Copy, from the entries below, each line where the word "title" can be found.

> [Collected data]
___

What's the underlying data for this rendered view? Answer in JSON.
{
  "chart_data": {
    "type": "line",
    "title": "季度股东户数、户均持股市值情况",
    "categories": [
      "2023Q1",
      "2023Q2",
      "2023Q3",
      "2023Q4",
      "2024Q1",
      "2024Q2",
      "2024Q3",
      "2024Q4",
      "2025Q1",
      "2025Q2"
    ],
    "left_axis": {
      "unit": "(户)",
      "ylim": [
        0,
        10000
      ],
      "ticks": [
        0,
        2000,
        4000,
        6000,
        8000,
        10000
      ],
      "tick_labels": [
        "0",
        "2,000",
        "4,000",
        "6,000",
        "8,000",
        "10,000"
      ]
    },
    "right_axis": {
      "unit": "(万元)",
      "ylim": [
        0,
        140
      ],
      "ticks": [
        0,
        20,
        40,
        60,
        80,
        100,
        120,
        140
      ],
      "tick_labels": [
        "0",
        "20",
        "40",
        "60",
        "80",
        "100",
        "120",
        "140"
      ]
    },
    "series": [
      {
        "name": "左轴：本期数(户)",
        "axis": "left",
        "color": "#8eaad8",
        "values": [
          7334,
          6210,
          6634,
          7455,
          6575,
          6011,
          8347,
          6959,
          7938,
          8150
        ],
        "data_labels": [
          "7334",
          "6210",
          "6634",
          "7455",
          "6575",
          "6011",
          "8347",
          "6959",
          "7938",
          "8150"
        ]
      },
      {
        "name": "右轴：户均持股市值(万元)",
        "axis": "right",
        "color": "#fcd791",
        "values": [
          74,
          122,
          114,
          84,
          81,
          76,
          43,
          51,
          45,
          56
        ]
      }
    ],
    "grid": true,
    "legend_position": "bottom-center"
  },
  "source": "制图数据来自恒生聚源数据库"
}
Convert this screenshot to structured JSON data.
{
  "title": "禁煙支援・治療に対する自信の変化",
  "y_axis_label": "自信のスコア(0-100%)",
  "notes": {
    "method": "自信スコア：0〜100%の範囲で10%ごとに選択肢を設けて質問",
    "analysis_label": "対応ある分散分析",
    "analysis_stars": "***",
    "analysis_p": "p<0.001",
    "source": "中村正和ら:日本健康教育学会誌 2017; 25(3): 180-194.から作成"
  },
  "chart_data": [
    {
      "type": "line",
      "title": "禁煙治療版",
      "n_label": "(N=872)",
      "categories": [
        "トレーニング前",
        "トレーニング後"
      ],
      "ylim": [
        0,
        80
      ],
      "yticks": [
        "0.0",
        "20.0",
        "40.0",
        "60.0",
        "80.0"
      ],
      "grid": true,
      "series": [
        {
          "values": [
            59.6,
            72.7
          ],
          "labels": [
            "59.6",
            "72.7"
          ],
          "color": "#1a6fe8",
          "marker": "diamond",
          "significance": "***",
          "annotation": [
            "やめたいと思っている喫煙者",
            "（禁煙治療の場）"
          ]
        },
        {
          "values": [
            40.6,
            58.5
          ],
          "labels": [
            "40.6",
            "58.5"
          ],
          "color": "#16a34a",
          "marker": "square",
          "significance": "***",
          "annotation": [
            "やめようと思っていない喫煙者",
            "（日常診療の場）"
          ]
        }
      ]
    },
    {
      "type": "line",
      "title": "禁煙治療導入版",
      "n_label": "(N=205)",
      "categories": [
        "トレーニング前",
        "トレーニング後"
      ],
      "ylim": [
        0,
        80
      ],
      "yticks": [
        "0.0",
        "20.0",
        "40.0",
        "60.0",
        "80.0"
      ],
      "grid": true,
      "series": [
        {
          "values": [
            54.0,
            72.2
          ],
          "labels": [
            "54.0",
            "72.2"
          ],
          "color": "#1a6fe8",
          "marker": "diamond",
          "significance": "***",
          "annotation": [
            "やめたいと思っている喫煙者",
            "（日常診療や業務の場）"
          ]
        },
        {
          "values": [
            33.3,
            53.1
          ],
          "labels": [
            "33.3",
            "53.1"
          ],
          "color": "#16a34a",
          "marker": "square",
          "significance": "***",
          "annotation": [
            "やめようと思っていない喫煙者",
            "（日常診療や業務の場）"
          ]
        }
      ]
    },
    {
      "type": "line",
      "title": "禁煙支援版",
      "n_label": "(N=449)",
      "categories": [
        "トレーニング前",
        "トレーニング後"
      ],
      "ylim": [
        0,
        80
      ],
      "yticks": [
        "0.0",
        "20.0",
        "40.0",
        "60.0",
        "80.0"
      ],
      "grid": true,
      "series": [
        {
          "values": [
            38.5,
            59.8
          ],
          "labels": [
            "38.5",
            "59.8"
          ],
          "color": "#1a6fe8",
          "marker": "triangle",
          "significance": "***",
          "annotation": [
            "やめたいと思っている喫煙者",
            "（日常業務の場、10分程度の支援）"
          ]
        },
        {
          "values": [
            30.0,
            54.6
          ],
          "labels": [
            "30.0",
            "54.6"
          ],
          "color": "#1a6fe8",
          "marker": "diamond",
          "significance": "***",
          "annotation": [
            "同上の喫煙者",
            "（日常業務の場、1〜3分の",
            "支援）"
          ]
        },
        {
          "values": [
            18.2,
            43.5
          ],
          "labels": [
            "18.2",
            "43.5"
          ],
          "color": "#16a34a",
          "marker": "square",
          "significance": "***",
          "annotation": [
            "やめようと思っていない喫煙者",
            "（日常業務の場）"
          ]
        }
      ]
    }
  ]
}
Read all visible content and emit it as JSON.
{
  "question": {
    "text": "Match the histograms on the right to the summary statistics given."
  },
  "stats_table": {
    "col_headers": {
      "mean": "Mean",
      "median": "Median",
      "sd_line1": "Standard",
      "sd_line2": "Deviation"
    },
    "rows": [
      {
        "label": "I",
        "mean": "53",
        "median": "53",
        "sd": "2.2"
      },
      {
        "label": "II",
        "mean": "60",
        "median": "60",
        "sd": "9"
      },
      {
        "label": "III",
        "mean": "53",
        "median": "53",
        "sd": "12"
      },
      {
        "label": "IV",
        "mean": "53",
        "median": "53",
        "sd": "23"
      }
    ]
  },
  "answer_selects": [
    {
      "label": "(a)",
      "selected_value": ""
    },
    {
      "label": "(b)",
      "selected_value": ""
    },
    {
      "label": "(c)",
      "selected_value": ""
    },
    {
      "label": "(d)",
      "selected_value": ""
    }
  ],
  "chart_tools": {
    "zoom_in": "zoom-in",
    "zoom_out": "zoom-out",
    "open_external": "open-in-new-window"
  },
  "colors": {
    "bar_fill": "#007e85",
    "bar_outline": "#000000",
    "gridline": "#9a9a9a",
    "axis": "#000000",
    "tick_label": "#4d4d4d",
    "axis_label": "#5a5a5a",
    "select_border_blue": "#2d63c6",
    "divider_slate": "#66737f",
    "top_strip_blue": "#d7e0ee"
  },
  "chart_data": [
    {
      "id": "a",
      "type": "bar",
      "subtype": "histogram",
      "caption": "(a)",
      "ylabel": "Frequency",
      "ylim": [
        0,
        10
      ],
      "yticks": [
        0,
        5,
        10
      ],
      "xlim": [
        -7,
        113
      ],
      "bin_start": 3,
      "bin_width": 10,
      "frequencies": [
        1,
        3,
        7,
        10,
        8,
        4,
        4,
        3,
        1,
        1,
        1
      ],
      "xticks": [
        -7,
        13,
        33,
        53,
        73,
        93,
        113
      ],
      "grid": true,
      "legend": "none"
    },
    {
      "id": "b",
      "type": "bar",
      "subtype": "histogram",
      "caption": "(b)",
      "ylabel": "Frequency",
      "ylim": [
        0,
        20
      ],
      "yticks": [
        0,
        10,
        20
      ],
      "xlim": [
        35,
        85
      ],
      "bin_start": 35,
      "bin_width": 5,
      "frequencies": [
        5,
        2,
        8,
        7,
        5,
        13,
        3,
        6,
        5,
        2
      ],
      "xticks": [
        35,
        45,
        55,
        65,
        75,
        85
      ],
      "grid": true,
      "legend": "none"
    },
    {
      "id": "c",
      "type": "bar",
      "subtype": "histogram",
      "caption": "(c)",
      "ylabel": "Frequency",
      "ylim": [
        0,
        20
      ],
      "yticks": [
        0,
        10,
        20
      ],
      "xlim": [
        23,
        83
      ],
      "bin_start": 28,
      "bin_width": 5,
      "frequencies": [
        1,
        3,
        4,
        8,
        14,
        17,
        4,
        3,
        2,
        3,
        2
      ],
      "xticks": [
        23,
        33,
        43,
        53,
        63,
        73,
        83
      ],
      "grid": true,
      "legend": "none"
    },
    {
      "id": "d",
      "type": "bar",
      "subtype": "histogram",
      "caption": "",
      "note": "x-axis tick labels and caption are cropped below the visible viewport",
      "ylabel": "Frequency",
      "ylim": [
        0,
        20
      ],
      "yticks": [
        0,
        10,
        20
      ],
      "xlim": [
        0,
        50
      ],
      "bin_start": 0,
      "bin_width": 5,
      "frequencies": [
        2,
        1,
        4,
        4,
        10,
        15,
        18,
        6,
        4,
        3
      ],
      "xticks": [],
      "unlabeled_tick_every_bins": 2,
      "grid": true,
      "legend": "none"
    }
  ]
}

___

> [CORRECT RESULT]
    "title": "季度股东户数、户均持股市值情况",
  "title": "禁煙支援・治療に対する自信の変化",
      "title": "禁煙治療版",
      "title": "禁煙治療導入版",
      "title": "禁煙支援版",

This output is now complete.